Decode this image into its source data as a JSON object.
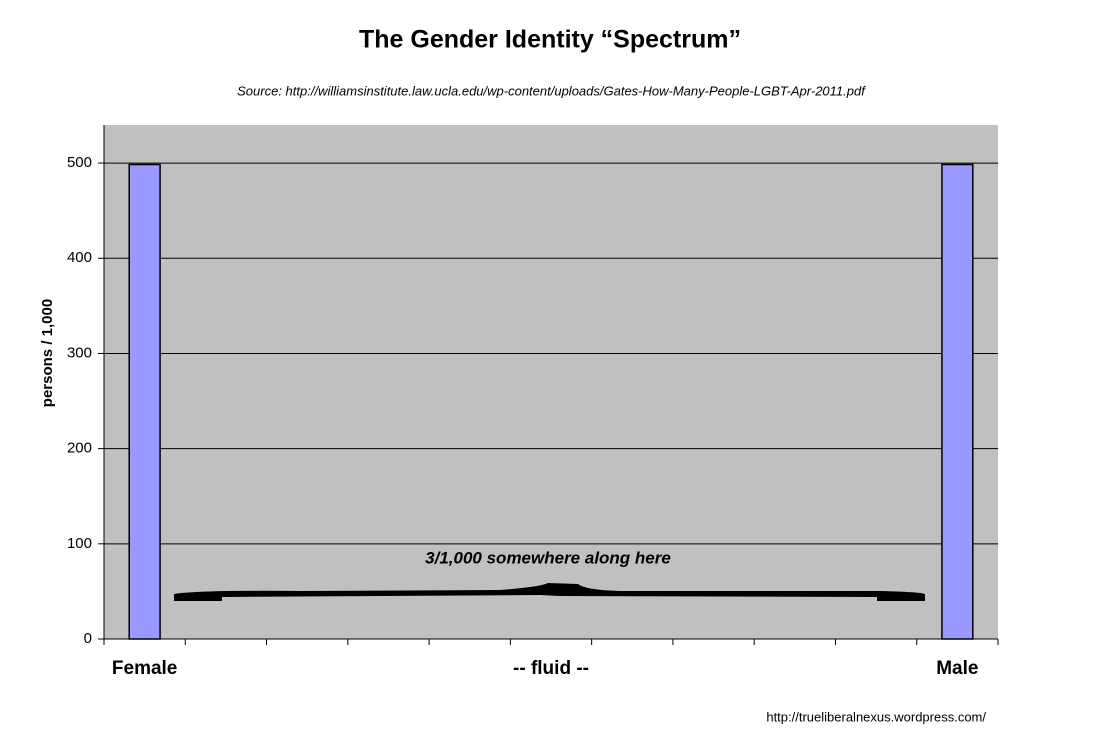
{
  "chart_data": {
    "type": "bar",
    "title": "The Gender Identity “Spectrum”",
    "subtitle": "Source: http://williamsinstitute.law.ucla.edu/wp-content/uploads/Gates-How-Many-People-LGBT-Apr-2011.pdf",
    "y_label": "persons / 1,000",
    "annotation": "3/1,000 somewhere along here",
    "footer": "http://trueliberalnexus.wordpress.com/",
    "categories": [
      "Female",
      null,
      null,
      null,
      null,
      "-- fluid --",
      null,
      null,
      null,
      null,
      "Male"
    ],
    "values": [
      498.5,
      0,
      0,
      0,
      0,
      0,
      0,
      0,
      0,
      0,
      498.5
    ],
    "color": "#9999ff",
    "ylim": [
      0,
      540
    ],
    "yticks": [
      0,
      100,
      200,
      300,
      400,
      500
    ],
    "grid": true
  }
}
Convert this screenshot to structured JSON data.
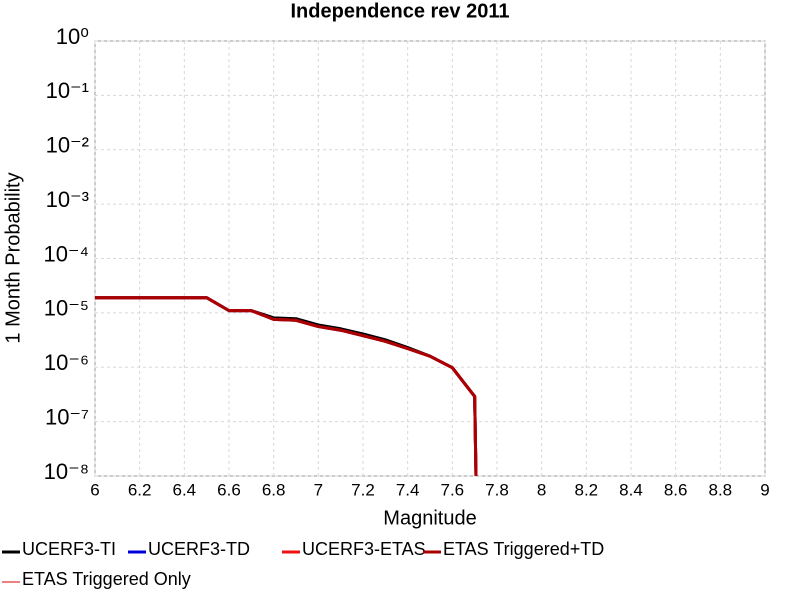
{
  "chart_data": {
    "type": "line",
    "title": "Independence rev 2011",
    "x_label": "Magnitude",
    "y_label": "1 Month Probability",
    "x": [
      6.0,
      6.1,
      6.2,
      6.3,
      6.4,
      6.5,
      6.6,
      6.7,
      6.8,
      6.9,
      7.0,
      7.1,
      7.2,
      7.3,
      7.4,
      7.5,
      7.6,
      7.7,
      7.71
    ],
    "series": [
      {
        "name": "UCERF3-TI",
        "color": "#000000",
        "values": [
          1.9e-05,
          1.9e-05,
          1.9e-05,
          1.9e-05,
          1.9e-05,
          1.9e-05,
          1.1e-05,
          1.1e-05,
          8.1e-06,
          7.8e-06,
          6e-06,
          5.1e-06,
          4.1e-06,
          3.2e-06,
          2.3e-06,
          1.6e-06,
          9.8e-07,
          2.9e-07,
          1e-09
        ]
      },
      {
        "name": "UCERF3-TD",
        "color": "#0000dd",
        "values": [
          1.9e-05,
          1.9e-05,
          1.9e-05,
          1.9e-05,
          1.9e-05,
          1.9e-05,
          1.1e-05,
          1.1e-05,
          7.6e-06,
          7.3e-06,
          5.6e-06,
          4.8e-06,
          3.8e-06,
          3e-06,
          2.2e-06,
          1.6e-06,
          9.8e-07,
          2.9e-07,
          1e-09
        ]
      },
      {
        "name": "UCERF3-ETAS",
        "color": "#ee1111",
        "values": [
          1.9e-05,
          1.9e-05,
          1.9e-05,
          1.9e-05,
          1.9e-05,
          1.9e-05,
          1.1e-05,
          1.1e-05,
          7.6e-06,
          7.3e-06,
          5.6e-06,
          4.8e-06,
          3.8e-06,
          3e-06,
          2.2e-06,
          1.6e-06,
          9.8e-07,
          2.9e-07,
          1e-09
        ]
      },
      {
        "name": "ETAS Triggered+TD",
        "color": "#aa0000",
        "values": [
          1.9e-05,
          1.9e-05,
          1.9e-05,
          1.9e-05,
          1.9e-05,
          1.9e-05,
          1.1e-05,
          1.1e-05,
          7.6e-06,
          7.3e-06,
          5.6e-06,
          4.8e-06,
          3.8e-06,
          3e-06,
          2.2e-06,
          1.6e-06,
          9.8e-07,
          2.9e-07,
          1e-09
        ]
      },
      {
        "name": "ETAS Triggered Only",
        "color": "#f08080",
        "values": [
          null,
          null,
          null,
          null,
          null,
          null,
          null,
          null,
          null,
          null,
          null,
          null,
          null,
          null,
          null,
          null,
          null,
          null,
          null
        ]
      }
    ],
    "xlim": [
      6,
      9
    ],
    "xticks": [
      6,
      6.2,
      6.4,
      6.6,
      6.8,
      7,
      7.2,
      7.4,
      7.6,
      7.8,
      8,
      8.2,
      8.4,
      8.6,
      8.8,
      9
    ],
    "ylim": [
      1e-08,
      1
    ],
    "yticks": [
      {
        "value": 1,
        "label": "10⁰"
      },
      {
        "value": 0.1,
        "label": "10⁻¹"
      },
      {
        "value": 0.01,
        "label": "10⁻²"
      },
      {
        "value": 0.001,
        "label": "10⁻³"
      },
      {
        "value": 0.0001,
        "label": "10⁻⁴"
      },
      {
        "value": 1e-05,
        "label": "10⁻⁵"
      },
      {
        "value": 1e-06,
        "label": "10⁻⁶"
      },
      {
        "value": 1e-07,
        "label": "10⁻⁷"
      },
      {
        "value": 1e-08,
        "label": "10⁻⁸"
      }
    ],
    "log_y": true,
    "grid": true,
    "legend_position": "bottom"
  }
}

__________________________________________________

▶ [DIRECTIVE]: Go through the listing above and locate each line that holds the word "http". Copy those lines.

▶ [OUTPUT FOR THIS EXERCISE]:
    "subtitle": "Source: http://williamsinstitute.law.ucla.edu/wp-content/uploads/Gates-How-Many-People-LGBT-Apr-2011.pdf",
    "footer": "http://trueliberalnexus.wordpress.com/",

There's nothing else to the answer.